Where a line holds the string "desde", return that line.

+++

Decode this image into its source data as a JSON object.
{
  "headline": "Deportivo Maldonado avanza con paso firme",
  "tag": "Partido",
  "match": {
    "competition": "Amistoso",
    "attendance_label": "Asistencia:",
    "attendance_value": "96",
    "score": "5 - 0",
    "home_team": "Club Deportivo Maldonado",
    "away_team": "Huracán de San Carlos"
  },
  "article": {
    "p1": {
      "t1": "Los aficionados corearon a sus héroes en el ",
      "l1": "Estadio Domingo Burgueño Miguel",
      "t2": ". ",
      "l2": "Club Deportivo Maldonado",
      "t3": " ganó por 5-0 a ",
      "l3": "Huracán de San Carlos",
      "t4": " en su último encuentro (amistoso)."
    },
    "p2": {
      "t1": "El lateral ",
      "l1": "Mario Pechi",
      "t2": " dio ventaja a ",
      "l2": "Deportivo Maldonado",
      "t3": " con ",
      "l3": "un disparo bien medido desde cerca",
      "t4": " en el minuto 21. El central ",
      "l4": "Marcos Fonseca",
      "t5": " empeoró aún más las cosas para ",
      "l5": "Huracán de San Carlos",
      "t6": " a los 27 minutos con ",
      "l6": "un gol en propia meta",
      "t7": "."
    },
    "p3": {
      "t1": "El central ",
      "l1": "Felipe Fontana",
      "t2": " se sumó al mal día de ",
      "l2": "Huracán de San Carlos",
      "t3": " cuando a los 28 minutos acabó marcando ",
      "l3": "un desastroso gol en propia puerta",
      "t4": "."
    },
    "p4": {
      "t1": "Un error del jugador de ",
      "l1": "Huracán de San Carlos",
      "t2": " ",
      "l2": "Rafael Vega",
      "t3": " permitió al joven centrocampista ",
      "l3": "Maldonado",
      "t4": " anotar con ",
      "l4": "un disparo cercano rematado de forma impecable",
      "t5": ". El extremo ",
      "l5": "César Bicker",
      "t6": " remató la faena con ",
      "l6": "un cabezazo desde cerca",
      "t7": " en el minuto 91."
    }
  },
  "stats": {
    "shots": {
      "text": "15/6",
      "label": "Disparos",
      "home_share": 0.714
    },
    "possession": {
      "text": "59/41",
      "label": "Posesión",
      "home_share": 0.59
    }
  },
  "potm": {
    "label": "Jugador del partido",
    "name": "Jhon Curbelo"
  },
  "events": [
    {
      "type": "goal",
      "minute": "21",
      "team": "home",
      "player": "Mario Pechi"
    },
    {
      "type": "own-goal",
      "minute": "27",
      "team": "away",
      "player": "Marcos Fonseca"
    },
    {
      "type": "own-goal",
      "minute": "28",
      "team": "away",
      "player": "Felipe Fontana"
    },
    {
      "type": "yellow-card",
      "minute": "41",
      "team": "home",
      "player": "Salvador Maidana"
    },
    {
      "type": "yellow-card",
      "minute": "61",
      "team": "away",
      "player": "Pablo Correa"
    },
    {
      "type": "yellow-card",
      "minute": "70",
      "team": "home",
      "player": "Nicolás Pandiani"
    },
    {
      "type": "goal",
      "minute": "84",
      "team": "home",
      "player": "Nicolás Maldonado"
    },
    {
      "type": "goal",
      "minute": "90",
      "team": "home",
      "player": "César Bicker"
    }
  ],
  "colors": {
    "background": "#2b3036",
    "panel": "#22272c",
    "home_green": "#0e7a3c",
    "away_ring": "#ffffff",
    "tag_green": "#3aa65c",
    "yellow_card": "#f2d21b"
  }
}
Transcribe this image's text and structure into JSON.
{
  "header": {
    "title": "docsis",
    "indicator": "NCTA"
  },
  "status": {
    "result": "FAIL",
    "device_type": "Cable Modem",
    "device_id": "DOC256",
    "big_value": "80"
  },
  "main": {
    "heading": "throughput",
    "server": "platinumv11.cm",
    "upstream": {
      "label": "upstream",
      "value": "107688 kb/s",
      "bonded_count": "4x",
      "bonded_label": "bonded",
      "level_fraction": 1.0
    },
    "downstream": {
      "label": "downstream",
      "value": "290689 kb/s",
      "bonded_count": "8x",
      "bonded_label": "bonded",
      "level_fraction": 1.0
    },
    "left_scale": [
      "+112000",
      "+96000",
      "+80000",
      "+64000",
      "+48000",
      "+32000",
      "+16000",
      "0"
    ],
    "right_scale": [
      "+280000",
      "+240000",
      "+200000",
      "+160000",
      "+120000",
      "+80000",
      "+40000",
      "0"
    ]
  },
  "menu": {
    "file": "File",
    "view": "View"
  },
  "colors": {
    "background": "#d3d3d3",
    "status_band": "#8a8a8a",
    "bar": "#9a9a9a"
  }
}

+++

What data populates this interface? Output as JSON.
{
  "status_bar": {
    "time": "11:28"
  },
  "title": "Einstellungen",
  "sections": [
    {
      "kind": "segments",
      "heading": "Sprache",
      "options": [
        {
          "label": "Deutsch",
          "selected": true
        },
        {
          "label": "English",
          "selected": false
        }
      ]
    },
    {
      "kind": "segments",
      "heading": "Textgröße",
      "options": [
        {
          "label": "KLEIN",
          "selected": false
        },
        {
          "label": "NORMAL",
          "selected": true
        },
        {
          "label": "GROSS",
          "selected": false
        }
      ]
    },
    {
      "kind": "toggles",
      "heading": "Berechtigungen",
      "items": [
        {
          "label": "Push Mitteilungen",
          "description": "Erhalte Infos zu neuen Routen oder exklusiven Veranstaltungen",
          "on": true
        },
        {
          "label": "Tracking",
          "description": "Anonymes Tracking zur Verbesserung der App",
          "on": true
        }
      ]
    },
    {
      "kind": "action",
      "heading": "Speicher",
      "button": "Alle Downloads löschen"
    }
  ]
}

+++

■ OUTPUT FOR THIS EXERCISE
      "l3": "un disparo bien medido desde cerca",
      "l6": "un cabezazo desde cerca",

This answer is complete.